- **The problem**
Write out the data below exactly as given, without any of its pictures.

[Collected data entries]
....

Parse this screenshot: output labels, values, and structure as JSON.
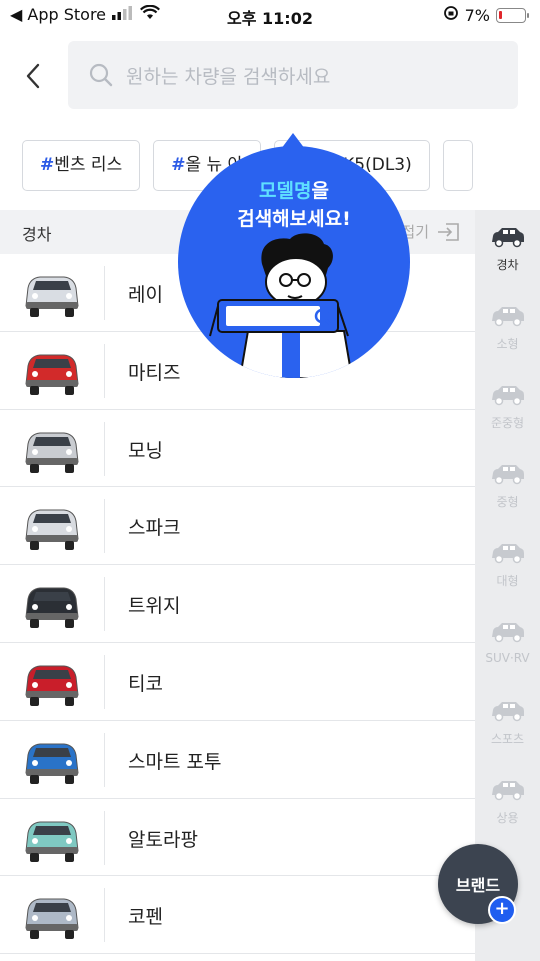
{
  "status_bar": {
    "back_app": "◀ App Store",
    "time": "오후 11:02",
    "battery": "7%"
  },
  "search": {
    "placeholder": "원하는 차량을 검색하세요"
  },
  "tags": [
    {
      "hash": "#",
      "label": "벤츠 리스"
    },
    {
      "hash": "#",
      "label": "올 뉴 아"
    },
    {
      "hash": "#",
      "label": "신형 K5(DL3)"
    }
  ],
  "list_header": {
    "category": "경차",
    "fold_label": "접기"
  },
  "cars": [
    {
      "name": "레이",
      "color": "#d9dde3"
    },
    {
      "name": "마티즈",
      "color": "#d22a2a"
    },
    {
      "name": "모닝",
      "color": "#c9ccd1"
    },
    {
      "name": "스파크",
      "color": "#d8dbe0"
    },
    {
      "name": "트위지",
      "color": "#2b2f35"
    },
    {
      "name": "티코",
      "color": "#c91e2a"
    },
    {
      "name": "스마트 포투",
      "color": "#2a73c8"
    },
    {
      "name": "알토라팡",
      "color": "#7fc9c2"
    },
    {
      "name": "코펜",
      "color": "#aeb9c7"
    }
  ],
  "side_categories": [
    {
      "label": "경차",
      "active": true
    },
    {
      "label": "소형",
      "active": false
    },
    {
      "label": "준중형",
      "active": false
    },
    {
      "label": "중형",
      "active": false
    },
    {
      "label": "대형",
      "active": false
    },
    {
      "label": "SUV·RV",
      "active": false
    },
    {
      "label": "스포츠",
      "active": false
    },
    {
      "label": "상용",
      "active": false
    }
  ],
  "tooltip": {
    "highlight": "모델명",
    "after_highlight": "을",
    "line2": "검색해보세요!"
  },
  "fab": {
    "label": "브랜드",
    "plus": "+"
  },
  "colors": {
    "accent": "#2a62ef",
    "hash": "#2c5be6",
    "highlight": "#5fe0ff"
  }
}
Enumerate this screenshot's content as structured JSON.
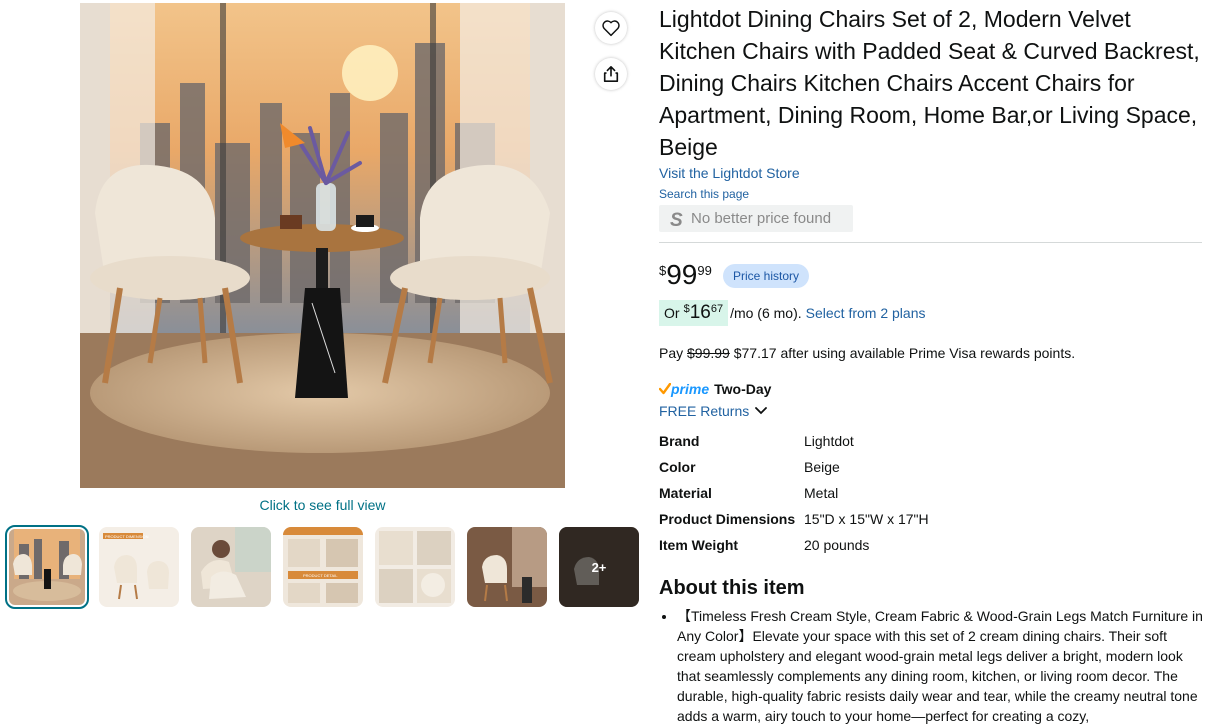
{
  "product": {
    "title": "Lightdot Dining Chairs Set of 2, Modern Velvet Kitchen Chairs with Padded Seat & Curved Backrest, Dining Chairs Kitchen Chairs Accent Chairs for Apartment, Dining Room, Home Bar,or Living Space, Beige",
    "store_link": "Visit the Lightdot Store",
    "search_page": "Search this page",
    "better_price": "No better price found"
  },
  "gallery": {
    "full_view_link": "Click to see full view",
    "more_label": "2+",
    "thumb_labels": [
      "PRODUCT DIMENSION",
      "PRODUCT DETAIL"
    ]
  },
  "pricing": {
    "currency": "$",
    "whole": "99",
    "fraction": "99",
    "price_history": "Price history",
    "monthly_prefix": "Or",
    "monthly_whole": "16",
    "monthly_fraction": "67",
    "monthly_suffix": "/mo (6 mo).",
    "plans_link": "Select from 2 plans",
    "pay_prefix": "Pay",
    "pay_original": "$99.99",
    "pay_rest": "$77.17 after using available Prime Visa rewards points."
  },
  "shipping": {
    "prime": "prime",
    "two_day": "Two-Day",
    "returns": "FREE Returns"
  },
  "specs": [
    {
      "key": "Brand",
      "value": "Lightdot"
    },
    {
      "key": "Color",
      "value": "Beige"
    },
    {
      "key": "Material",
      "value": "Metal"
    },
    {
      "key": "Product Dimensions",
      "value": "15\"D x 15\"W x 17\"H"
    },
    {
      "key": "Item Weight",
      "value": "20 pounds"
    }
  ],
  "about": {
    "heading": "About this item",
    "bullet1": "【Timeless Fresh Cream Style, Cream Fabric & Wood-Grain Legs Match Furniture in Any Color】Elevate your space with this set of 2 cream dining chairs. Their soft cream upholstery and elegant wood-grain metal legs deliver a bright, modern look that seamlessly complements any dining room, kitchen, or living room decor. The durable, high-quality fabric resists daily wear and tear, while the creamy neutral tone adds a warm, airy touch to your home—perfect for creating a cozy,"
  },
  "icons": {
    "wishlist": "heart-icon",
    "share": "share-icon",
    "chevron": "chevron-down-icon",
    "check": "check-icon",
    "price_tracker": "price-tracker-icon"
  },
  "colors": {
    "link": "#2162a1",
    "teal": "#007185",
    "prime_blue": "#1a98ff",
    "check_orange": "#ff9900"
  }
}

....

- **Output below**
Parse this screenshot: output labels, values, and structure as JSON.
{
  "status_bar": {
    "back_app": "◀ App Store",
    "time": "오후 11:02",
    "battery": "7%"
  },
  "search": {
    "placeholder": "원하는 차량을 검색하세요"
  },
  "tags": [
    {
      "hash": "#",
      "label": "벤츠 리스"
    },
    {
      "hash": "#",
      "label": "올 뉴 아"
    },
    {
      "hash": "#",
      "label": "신형 K5(DL3)"
    }
  ],
  "list_header": {
    "category": "경차",
    "fold_label": "접기"
  },
  "cars": [
    {
      "name": "레이",
      "color": "#d9dde3"
    },
    {
      "name": "마티즈",
      "color": "#d22a2a"
    },
    {
      "name": "모닝",
      "color": "#c9ccd1"
    },
    {
      "name": "스파크",
      "color": "#d8dbe0"
    },
    {
      "name": "트위지",
      "color": "#2b2f35"
    },
    {
      "name": "티코",
      "color": "#c91e2a"
    },
    {
      "name": "스마트 포투",
      "color": "#2a73c8"
    },
    {
      "name": "알토라팡",
      "color": "#7fc9c2"
    },
    {
      "name": "코펜",
      "color": "#aeb9c7"
    }
  ],
  "side_categories": [
    {
      "label": "경차",
      "active": true
    },
    {
      "label": "소형",
      "active": false
    },
    {
      "label": "준중형",
      "active": false
    },
    {
      "label": "중형",
      "active": false
    },
    {
      "label": "대형",
      "active": false
    },
    {
      "label": "SUV·RV",
      "active": false
    },
    {
      "label": "스포츠",
      "active": false
    },
    {
      "label": "상용",
      "active": false
    }
  ],
  "tooltip": {
    "highlight": "모델명",
    "after_highlight": "을",
    "line2": "검색해보세요!"
  },
  "fab": {
    "label": "브랜드",
    "plus": "+"
  },
  "colors": {
    "accent": "#2a62ef",
    "hash": "#2c5be6",
    "highlight": "#5fe0ff"
  }
}
Enumerate this screenshot's content as structured JSON.
{
  "product": {
    "title": "Lightdot Dining Chairs Set of 2, Modern Velvet Kitchen Chairs with Padded Seat & Curved Backrest, Dining Chairs Kitchen Chairs Accent Chairs for Apartment, Dining Room, Home Bar,or Living Space, Beige",
    "store_link": "Visit the Lightdot Store",
    "search_page": "Search this page",
    "better_price": "No better price found"
  },
  "gallery": {
    "full_view_link": "Click to see full view",
    "more_label": "2+",
    "thumb_labels": [
      "PRODUCT DIMENSION",
      "PRODUCT DETAIL"
    ]
  },
  "pricing": {
    "currency": "$",
    "whole": "99",
    "fraction": "99",
    "price_history": "Price history",
    "monthly_prefix": "Or",
    "monthly_whole": "16",
    "monthly_fraction": "67",
    "monthly_suffix": "/mo (6 mo).",
    "plans_link": "Select from 2 plans",
    "pay_prefix": "Pay",
    "pay_original": "$99.99",
    "pay_rest": "$77.17 after using available Prime Visa rewards points."
  },
  "shipping": {
    "prime": "prime",
    "two_day": "Two-Day",
    "returns": "FREE Returns"
  },
  "specs": [
    {
      "key": "Brand",
      "value": "Lightdot"
    },
    {
      "key": "Color",
      "value": "Beige"
    },
    {
      "key": "Material",
      "value": "Metal"
    },
    {
      "key": "Product Dimensions",
      "value": "15\"D x 15\"W x 17\"H"
    },
    {
      "key": "Item Weight",
      "value": "20 pounds"
    }
  ],
  "about": {
    "heading": "About this item",
    "bullet1": "【Timeless Fresh Cream Style, Cream Fabric & Wood-Grain Legs Match Furniture in Any Color】Elevate your space with this set of 2 cream dining chairs. Their soft cream upholstery and elegant wood-grain metal legs deliver a bright, modern look that seamlessly complements any dining room, kitchen, or living room decor. The durable, high-quality fabric resists daily wear and tear, while the creamy neutral tone adds a warm, airy touch to your home—perfect for creating a cozy,"
  },
  "icons": {
    "wishlist": "heart-icon",
    "share": "share-icon",
    "chevron": "chevron-down-icon",
    "check": "check-icon",
    "price_tracker": "price-tracker-icon"
  },
  "colors": {
    "link": "#2162a1",
    "teal": "#007185",
    "prime_blue": "#1a98ff",
    "check_orange": "#ff9900"
  }
}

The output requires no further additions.